Every line holding the word "Files" counts once. Give the total, nothing more.

[Material for the task start]

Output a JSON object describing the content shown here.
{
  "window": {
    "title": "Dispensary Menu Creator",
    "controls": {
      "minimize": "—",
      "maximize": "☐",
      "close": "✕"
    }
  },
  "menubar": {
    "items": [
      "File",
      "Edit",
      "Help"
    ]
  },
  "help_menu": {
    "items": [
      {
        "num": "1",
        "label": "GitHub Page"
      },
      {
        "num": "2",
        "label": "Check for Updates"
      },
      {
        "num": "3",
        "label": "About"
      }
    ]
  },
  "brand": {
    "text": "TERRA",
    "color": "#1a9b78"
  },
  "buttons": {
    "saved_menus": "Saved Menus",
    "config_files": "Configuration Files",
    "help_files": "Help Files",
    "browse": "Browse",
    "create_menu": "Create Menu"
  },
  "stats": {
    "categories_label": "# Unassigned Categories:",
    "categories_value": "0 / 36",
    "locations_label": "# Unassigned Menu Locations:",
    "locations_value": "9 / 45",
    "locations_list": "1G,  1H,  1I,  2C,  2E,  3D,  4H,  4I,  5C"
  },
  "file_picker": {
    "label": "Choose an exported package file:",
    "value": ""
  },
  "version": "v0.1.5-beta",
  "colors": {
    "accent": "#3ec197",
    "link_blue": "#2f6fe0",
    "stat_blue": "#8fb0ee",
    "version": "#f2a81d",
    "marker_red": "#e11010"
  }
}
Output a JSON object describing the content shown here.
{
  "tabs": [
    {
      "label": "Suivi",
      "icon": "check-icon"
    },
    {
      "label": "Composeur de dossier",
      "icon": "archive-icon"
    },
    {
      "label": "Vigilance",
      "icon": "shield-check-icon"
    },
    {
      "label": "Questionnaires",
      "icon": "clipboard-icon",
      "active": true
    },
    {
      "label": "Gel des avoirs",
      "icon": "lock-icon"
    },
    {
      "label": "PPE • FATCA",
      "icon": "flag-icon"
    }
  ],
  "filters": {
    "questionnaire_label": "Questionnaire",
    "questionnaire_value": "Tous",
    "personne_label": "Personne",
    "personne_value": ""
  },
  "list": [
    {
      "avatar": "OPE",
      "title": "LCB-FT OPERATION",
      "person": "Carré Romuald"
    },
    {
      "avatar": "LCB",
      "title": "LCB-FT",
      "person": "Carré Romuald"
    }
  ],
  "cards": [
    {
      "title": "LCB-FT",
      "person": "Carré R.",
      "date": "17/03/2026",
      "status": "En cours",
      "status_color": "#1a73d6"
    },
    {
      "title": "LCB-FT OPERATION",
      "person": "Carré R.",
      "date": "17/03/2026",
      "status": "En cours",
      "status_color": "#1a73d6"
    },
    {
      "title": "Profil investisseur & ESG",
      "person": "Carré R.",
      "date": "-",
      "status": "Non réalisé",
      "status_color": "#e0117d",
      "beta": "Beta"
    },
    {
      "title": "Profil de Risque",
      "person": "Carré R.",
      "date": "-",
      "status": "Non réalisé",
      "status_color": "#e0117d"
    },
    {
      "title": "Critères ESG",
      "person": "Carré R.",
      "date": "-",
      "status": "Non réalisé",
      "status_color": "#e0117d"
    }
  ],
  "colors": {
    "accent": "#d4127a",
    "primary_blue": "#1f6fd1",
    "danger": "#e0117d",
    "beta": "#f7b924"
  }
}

[Material for the task end]

Exercise answer:
2